__Requirements__. Gather up the lines that contain "over".

** start **

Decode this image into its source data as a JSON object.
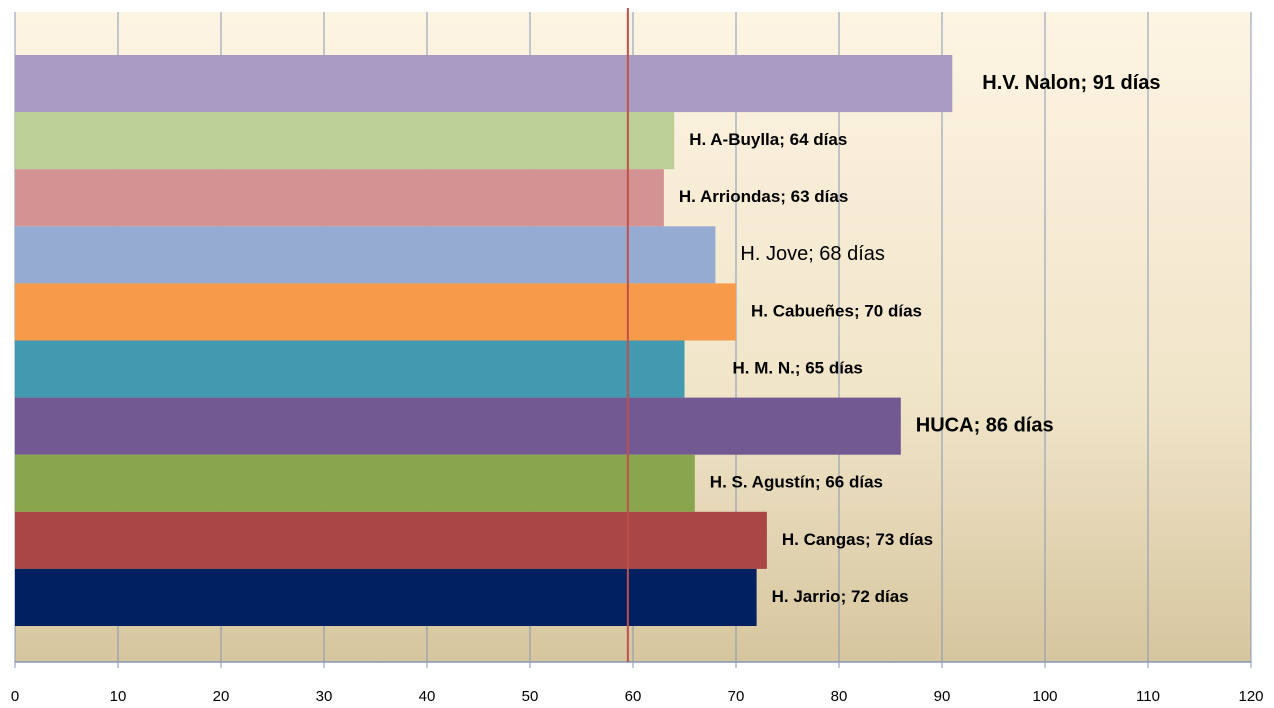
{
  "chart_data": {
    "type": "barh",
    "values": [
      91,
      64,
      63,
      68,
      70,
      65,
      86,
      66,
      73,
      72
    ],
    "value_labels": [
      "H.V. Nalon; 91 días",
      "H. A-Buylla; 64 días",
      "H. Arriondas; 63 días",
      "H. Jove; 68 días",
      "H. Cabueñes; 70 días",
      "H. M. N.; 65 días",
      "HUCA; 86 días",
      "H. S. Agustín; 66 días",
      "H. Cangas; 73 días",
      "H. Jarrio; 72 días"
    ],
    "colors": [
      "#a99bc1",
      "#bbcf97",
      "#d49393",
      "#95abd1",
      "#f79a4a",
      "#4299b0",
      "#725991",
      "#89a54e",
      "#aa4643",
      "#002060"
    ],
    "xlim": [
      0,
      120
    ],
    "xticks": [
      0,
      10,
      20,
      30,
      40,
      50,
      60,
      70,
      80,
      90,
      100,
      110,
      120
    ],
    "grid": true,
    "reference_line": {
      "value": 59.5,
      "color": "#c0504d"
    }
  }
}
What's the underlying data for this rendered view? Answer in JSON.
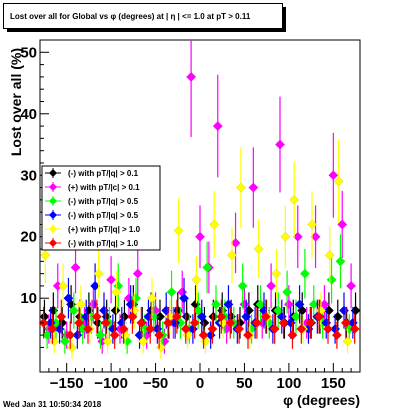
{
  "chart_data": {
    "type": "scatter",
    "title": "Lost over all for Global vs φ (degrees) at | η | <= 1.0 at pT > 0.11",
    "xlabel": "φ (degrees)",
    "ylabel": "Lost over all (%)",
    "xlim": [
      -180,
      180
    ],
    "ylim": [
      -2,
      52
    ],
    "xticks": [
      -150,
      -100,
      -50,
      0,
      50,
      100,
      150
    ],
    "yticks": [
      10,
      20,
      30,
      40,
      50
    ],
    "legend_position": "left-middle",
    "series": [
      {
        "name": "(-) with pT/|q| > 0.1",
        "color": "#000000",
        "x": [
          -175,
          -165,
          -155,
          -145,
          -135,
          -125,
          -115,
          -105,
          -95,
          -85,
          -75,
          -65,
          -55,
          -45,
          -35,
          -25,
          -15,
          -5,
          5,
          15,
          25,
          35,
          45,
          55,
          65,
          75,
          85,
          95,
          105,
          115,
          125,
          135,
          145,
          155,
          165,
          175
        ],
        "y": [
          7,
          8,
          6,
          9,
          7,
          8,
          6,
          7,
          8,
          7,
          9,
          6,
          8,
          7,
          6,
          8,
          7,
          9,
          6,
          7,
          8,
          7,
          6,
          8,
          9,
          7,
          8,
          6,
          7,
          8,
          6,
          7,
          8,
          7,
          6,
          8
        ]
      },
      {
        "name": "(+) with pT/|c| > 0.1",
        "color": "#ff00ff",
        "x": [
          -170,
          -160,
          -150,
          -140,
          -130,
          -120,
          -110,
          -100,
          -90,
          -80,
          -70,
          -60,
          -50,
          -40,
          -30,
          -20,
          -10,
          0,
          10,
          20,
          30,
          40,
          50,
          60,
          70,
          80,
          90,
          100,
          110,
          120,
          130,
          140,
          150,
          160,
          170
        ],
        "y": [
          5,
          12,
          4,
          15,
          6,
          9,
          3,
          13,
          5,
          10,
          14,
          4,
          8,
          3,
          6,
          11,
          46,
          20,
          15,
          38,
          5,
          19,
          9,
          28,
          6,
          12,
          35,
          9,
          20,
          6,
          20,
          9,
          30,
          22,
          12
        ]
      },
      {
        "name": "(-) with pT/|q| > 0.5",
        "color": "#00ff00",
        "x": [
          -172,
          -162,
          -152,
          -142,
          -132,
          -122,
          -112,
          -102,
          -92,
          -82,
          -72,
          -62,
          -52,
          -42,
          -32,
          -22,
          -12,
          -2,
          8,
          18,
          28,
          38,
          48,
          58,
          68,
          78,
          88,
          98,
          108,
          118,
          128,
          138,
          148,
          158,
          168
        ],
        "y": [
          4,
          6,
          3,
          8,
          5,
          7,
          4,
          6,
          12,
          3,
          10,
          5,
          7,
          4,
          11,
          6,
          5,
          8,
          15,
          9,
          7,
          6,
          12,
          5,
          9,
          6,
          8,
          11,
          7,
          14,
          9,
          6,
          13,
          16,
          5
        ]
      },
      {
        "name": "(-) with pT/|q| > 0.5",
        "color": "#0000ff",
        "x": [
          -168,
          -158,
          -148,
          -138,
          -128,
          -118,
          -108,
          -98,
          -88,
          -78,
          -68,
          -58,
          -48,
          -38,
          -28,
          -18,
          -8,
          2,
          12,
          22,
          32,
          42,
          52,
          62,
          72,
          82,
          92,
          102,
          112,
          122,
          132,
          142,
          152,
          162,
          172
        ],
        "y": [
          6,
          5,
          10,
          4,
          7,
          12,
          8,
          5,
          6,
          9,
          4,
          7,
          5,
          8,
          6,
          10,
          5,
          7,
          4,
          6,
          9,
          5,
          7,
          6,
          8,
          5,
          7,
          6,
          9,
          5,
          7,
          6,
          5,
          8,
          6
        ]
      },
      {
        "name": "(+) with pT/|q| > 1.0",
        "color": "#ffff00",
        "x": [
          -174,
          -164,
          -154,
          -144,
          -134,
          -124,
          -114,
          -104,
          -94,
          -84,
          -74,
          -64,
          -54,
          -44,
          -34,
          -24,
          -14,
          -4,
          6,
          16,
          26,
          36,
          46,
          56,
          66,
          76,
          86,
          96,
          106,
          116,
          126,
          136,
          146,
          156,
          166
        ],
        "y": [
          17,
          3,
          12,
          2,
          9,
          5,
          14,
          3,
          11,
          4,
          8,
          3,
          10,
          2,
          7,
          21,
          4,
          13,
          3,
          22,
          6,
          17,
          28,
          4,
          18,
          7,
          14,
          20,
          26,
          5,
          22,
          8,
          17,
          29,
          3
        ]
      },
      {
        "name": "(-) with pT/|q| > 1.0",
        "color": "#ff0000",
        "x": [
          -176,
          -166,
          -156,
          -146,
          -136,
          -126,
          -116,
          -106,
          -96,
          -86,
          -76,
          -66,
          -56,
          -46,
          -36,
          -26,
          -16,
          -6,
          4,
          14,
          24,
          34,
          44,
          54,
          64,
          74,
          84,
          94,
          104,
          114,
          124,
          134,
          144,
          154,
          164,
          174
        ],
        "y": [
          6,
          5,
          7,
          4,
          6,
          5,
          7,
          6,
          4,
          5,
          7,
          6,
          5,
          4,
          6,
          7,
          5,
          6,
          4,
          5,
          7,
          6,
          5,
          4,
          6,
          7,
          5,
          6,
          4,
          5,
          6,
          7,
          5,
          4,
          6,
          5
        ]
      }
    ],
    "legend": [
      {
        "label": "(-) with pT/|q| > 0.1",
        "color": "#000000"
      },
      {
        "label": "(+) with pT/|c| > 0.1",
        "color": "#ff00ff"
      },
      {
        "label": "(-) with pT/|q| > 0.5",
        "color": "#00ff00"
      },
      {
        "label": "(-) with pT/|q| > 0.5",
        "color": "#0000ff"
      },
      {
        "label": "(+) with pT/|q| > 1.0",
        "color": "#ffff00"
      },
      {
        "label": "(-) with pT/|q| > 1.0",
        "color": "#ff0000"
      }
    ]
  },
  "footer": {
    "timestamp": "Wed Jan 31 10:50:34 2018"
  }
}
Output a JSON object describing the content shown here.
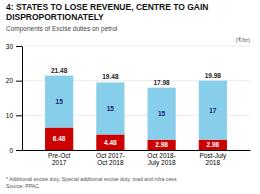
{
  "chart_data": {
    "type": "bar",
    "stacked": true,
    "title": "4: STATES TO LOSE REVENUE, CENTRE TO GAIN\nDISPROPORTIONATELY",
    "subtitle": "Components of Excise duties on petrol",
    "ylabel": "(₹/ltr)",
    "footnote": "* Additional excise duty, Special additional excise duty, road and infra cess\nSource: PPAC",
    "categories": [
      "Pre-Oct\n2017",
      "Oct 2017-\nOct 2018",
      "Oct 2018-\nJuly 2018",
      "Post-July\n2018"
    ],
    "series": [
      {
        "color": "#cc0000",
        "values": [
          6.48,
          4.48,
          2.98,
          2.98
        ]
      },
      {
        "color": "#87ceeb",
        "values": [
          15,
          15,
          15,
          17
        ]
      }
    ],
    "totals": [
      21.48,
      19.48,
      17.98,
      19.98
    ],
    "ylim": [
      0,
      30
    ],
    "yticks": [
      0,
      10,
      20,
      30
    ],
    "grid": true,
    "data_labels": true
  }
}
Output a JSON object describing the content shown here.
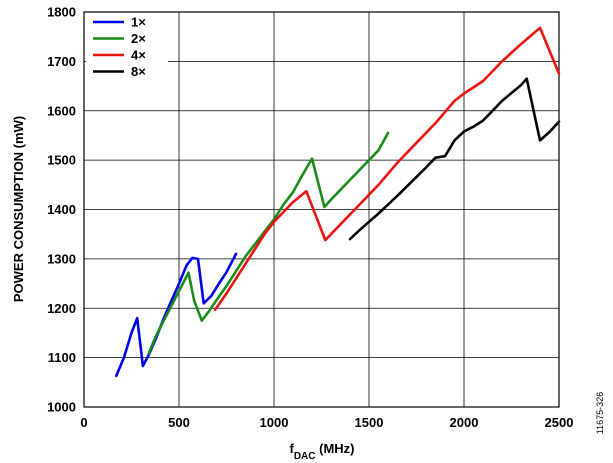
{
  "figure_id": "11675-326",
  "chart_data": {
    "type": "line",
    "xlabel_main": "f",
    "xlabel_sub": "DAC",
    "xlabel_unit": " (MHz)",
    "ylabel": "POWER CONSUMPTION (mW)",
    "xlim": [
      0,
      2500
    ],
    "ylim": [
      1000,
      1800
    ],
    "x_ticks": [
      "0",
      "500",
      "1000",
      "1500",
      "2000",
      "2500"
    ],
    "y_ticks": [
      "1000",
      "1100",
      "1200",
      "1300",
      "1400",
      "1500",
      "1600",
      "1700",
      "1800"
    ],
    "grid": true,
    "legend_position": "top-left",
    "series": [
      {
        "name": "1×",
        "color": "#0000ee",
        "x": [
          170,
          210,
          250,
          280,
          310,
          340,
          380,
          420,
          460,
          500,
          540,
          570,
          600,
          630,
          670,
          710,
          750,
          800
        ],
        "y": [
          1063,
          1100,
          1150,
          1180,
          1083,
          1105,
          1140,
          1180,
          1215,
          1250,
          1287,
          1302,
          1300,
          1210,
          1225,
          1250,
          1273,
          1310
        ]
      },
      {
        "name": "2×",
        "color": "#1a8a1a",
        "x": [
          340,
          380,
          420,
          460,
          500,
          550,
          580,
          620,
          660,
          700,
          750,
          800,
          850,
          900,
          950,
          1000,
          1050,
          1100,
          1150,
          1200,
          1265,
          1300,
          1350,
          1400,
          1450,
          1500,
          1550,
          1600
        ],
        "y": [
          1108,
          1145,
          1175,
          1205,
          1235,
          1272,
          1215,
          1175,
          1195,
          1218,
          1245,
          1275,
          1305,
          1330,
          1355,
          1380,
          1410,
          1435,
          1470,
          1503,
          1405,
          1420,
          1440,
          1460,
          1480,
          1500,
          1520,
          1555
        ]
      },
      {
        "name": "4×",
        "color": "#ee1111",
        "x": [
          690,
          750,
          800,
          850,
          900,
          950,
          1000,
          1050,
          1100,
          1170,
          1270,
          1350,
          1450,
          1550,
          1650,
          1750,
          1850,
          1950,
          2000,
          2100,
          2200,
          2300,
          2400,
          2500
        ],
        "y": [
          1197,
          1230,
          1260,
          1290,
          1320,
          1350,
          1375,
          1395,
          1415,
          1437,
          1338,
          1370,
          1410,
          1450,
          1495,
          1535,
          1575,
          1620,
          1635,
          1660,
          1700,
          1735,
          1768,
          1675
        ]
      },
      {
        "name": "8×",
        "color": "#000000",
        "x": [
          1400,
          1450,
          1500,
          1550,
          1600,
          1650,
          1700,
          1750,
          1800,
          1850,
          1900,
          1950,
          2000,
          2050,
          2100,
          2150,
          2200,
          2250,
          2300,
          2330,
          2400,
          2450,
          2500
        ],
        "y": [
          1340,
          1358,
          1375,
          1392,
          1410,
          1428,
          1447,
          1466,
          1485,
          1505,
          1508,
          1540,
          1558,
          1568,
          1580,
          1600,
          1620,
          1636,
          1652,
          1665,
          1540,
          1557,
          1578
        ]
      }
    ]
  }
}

** end **

__Response to this task__.
    "title": "Lost over all for Global vs φ (degrees) at | η | <= 1.0 at pT > 0.11",
    "ylabel": "Lost over all (%)",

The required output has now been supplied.